**Dataset items**
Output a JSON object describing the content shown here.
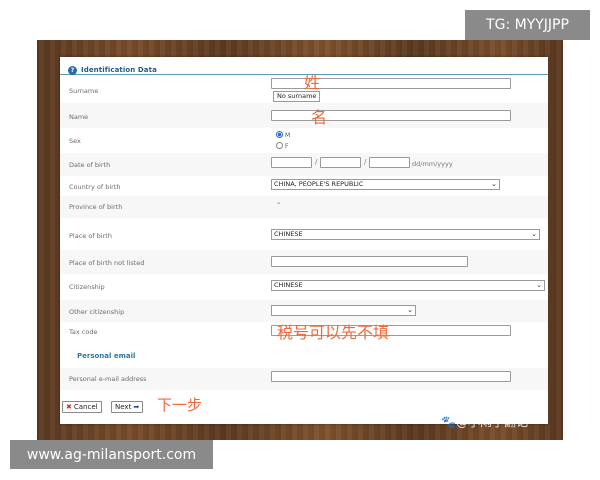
{
  "overlays": {
    "tg_badge": "TG: MYYJJPP",
    "url_badge": "www.ag-milansport.com",
    "watermark": "🐾@小雨学翻记"
  },
  "form": {
    "section_title": "Identification Data",
    "fields": {
      "surname_label": "Surname",
      "no_surname_button": "No surname",
      "name_label": "Name",
      "sex_label": "Sex",
      "sex_options": [
        "M",
        "F"
      ],
      "sex_selected": "M",
      "dob_label": "Date of birth",
      "dob_format_hint": "dd/mm/yyyy",
      "country_of_birth_label": "Country of birth",
      "country_of_birth_value": "CHINA, PEOPLE'S REPUBLIC",
      "province_of_birth_label": "Province of birth",
      "place_of_birth_label": "Place of birth",
      "place_of_birth_value": "CHINESE",
      "place_not_listed_label": "Place of birth not listed",
      "citizenship_label": "Citizenship",
      "citizenship_value": "CHINESE",
      "other_citizenship_label": "Other citizenship",
      "tax_code_label": "Tax code"
    },
    "personal_email_heading": "Personal email",
    "personal_email_label": "Personal e-mail address",
    "buttons": {
      "cancel": "Cancel",
      "next": "Next"
    }
  },
  "annotations": {
    "surname_note": "姓",
    "name_note": "名",
    "tax_code_note": "税号可以先不填",
    "next_step_note": "下一步"
  }
}
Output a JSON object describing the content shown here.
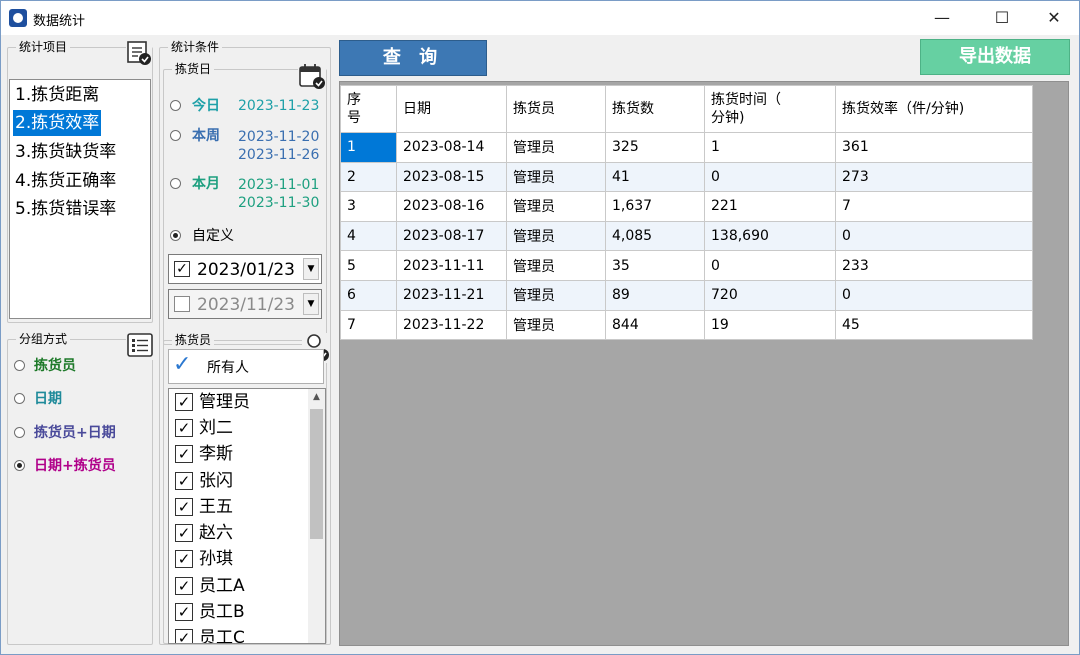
{
  "window": {
    "title": "数据统计",
    "minimize": "—",
    "maximize": "☐",
    "close": "✕"
  },
  "stat_items": {
    "title": "统计项目",
    "icon": "checklist-icon",
    "items": [
      "1.拣货距离",
      "2.拣货效率",
      "3.拣货缺货率",
      "4.拣货正确率",
      "5.拣货错误率"
    ],
    "selected_index": 1
  },
  "conditions": {
    "title": "统计条件",
    "pick_date": {
      "title": "拣货日",
      "icon": "calendar-check-icon",
      "today": {
        "label": "今日",
        "date": "2023-11-23",
        "color": "#1ea0a8"
      },
      "this_week": {
        "label": "本周",
        "date_from": "2023-11-20",
        "date_to": "2023-11-26",
        "color": "#3a6fb0"
      },
      "this_month": {
        "label": "本月",
        "date_from": "2023-11-01",
        "date_to": "2023-11-30",
        "color": "#1ea080"
      },
      "custom": {
        "label": "自定义",
        "checked": true
      },
      "start_date": {
        "value": "2023/01/23",
        "checked": true
      },
      "end_date": {
        "value": "2023/11/23",
        "checked": false
      }
    },
    "picker": {
      "title": "拣货员",
      "icon": "user-check-icon",
      "all_label": "所有人",
      "all_check": "✓",
      "people": [
        "管理员",
        "刘二",
        "李斯",
        "张闪",
        "王五",
        "赵六",
        "孙琪",
        "员工A",
        "员工B",
        "员工C"
      ]
    }
  },
  "group_by": {
    "title": "分组方式",
    "icon": "list-icon",
    "options": [
      {
        "label": "拣货员",
        "color": "#1e7a2a"
      },
      {
        "label": "日期",
        "color": "#1e8a9a"
      },
      {
        "label": "拣货员+日期",
        "color": "#4a4a9a"
      },
      {
        "label": "日期+拣货员",
        "color": "#b0008a"
      }
    ],
    "selected_index": 3
  },
  "toolbar": {
    "query_label": "查 询",
    "export_label": "导出数据"
  },
  "table": {
    "headers": [
      "序\n号",
      "日期",
      "拣货员",
      "拣货数",
      "拣货时间（\n分钟)",
      "拣货效率（件/分钟)"
    ],
    "rows": [
      [
        "1",
        "2023-08-14",
        "管理员",
        "325",
        "1",
        "361"
      ],
      [
        "2",
        "2023-08-15",
        "管理员",
        "41",
        "0",
        "273"
      ],
      [
        "3",
        "2023-08-16",
        "管理员",
        "1,637",
        "221",
        "7"
      ],
      [
        "4",
        "2023-08-17",
        "管理员",
        "4,085",
        "138,690",
        "0"
      ],
      [
        "5",
        "2023-11-11",
        "管理员",
        "35",
        "0",
        "233"
      ],
      [
        "6",
        "2023-11-21",
        "管理员",
        "89",
        "720",
        "0"
      ],
      [
        "7",
        "2023-11-22",
        "管理员",
        "844",
        "19",
        "45"
      ]
    ]
  }
}
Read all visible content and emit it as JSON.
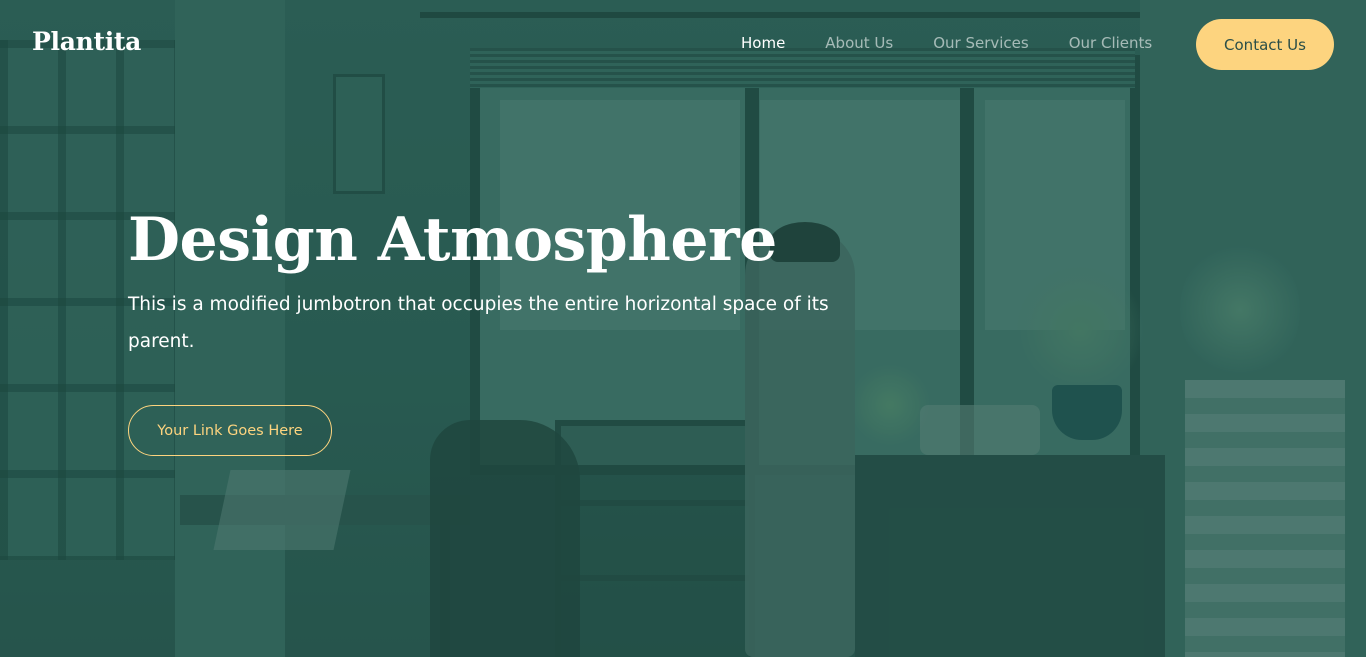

**Goal of the exercise**
Without the pictures, return all the records precisely as they stand.

**The result**
Output a JSON object describing the content shown here.
{
  "overlays": {
    "tg_badge": "TG: MYYJJPP",
    "url_badge": "www.ag-milansport.com",
    "watermark": "🐾@小雨学翻记"
  },
  "form": {
    "section_title": "Identification Data",
    "fields": {
      "surname_label": "Surname",
      "no_surname_button": "No surname",
      "name_label": "Name",
      "sex_label": "Sex",
      "sex_options": [
        "M",
        "F"
      ],
      "sex_selected": "M",
      "dob_label": "Date of birth",
      "dob_format_hint": "dd/mm/yyyy",
      "country_of_birth_label": "Country of birth",
      "country_of_birth_value": "CHINA, PEOPLE'S REPUBLIC",
      "province_of_birth_label": "Province of birth",
      "place_of_birth_label": "Place of birth",
      "place_of_birth_value": "CHINESE",
      "place_not_listed_label": "Place of birth not listed",
      "citizenship_label": "Citizenship",
      "citizenship_value": "CHINESE",
      "other_citizenship_label": "Other citizenship",
      "tax_code_label": "Tax code"
    },
    "personal_email_heading": "Personal email",
    "personal_email_label": "Personal e-mail address",
    "buttons": {
      "cancel": "Cancel",
      "next": "Next"
    }
  },
  "annotations": {
    "surname_note": "姓",
    "name_note": "名",
    "tax_code_note": "税号可以先不填",
    "next_step_note": "下一步"
  }
}
Output a JSON object describing the content shown here.
{
  "window": {
    "title": "数据统计",
    "minimize": "—",
    "maximize": "☐",
    "close": "✕"
  },
  "stat_items": {
    "title": "统计项目",
    "icon": "checklist-icon",
    "items": [
      "1.拣货距离",
      "2.拣货效率",
      "3.拣货缺货率",
      "4.拣货正确率",
      "5.拣货错误率"
    ],
    "selected_index": 1
  },
  "conditions": {
    "title": "统计条件",
    "pick_date": {
      "title": "拣货日",
      "icon": "calendar-check-icon",
      "today": {
        "label": "今日",
        "date": "2023-11-23",
        "color": "#1ea0a8"
      },
      "this_week": {
        "label": "本周",
        "date_from": "2023-11-20",
        "date_to": "2023-11-26",
        "color": "#3a6fb0"
      },
      "this_month": {
        "label": "本月",
        "date_from": "2023-11-01",
        "date_to": "2023-11-30",
        "color": "#1ea080"
      },
      "custom": {
        "label": "自定义",
        "checked": true
      },
      "start_date": {
        "value": "2023/01/23",
        "checked": true
      },
      "end_date": {
        "value": "2023/11/23",
        "checked": false
      }
    },
    "picker": {
      "title": "拣货员",
      "icon": "user-check-icon",
      "all_label": "所有人",
      "all_check": "✓",
      "people": [
        "管理员",
        "刘二",
        "李斯",
        "张闪",
        "王五",
        "赵六",
        "孙琪",
        "员工A",
        "员工B",
        "员工C"
      ]
    }
  },
  "group_by": {
    "title": "分组方式",
    "icon": "list-icon",
    "options": [
      {
        "label": "拣货员",
        "color": "#1e7a2a"
      },
      {
        "label": "日期",
        "color": "#1e8a9a"
      },
      {
        "label": "拣货员+日期",
        "color": "#4a4a9a"
      },
      {
        "label": "日期+拣货员",
        "color": "#b0008a"
      }
    ],
    "selected_index": 3
  },
  "toolbar": {
    "query_label": "查 询",
    "export_label": "导出数据"
  },
  "table": {
    "headers": [
      "序\n号",
      "日期",
      "拣货员",
      "拣货数",
      "拣货时间（\n分钟)",
      "拣货效率（件/分钟)"
    ],
    "rows": [
      [
        "1",
        "2023-08-14",
        "管理员",
        "325",
        "1",
        "361"
      ],
      [
        "2",
        "2023-08-15",
        "管理员",
        "41",
        "0",
        "273"
      ],
      [
        "3",
        "2023-08-16",
        "管理员",
        "1,637",
        "221",
        "7"
      ],
      [
        "4",
        "2023-08-17",
        "管理员",
        "4,085",
        "138,690",
        "0"
      ],
      [
        "5",
        "2023-11-11",
        "管理员",
        "35",
        "0",
        "233"
      ],
      [
        "6",
        "2023-11-21",
        "管理员",
        "89",
        "720",
        "0"
      ],
      [
        "7",
        "2023-11-22",
        "管理员",
        "844",
        "19",
        "45"
      ]
    ]
  }
}
Read all visible content and emit it as JSON.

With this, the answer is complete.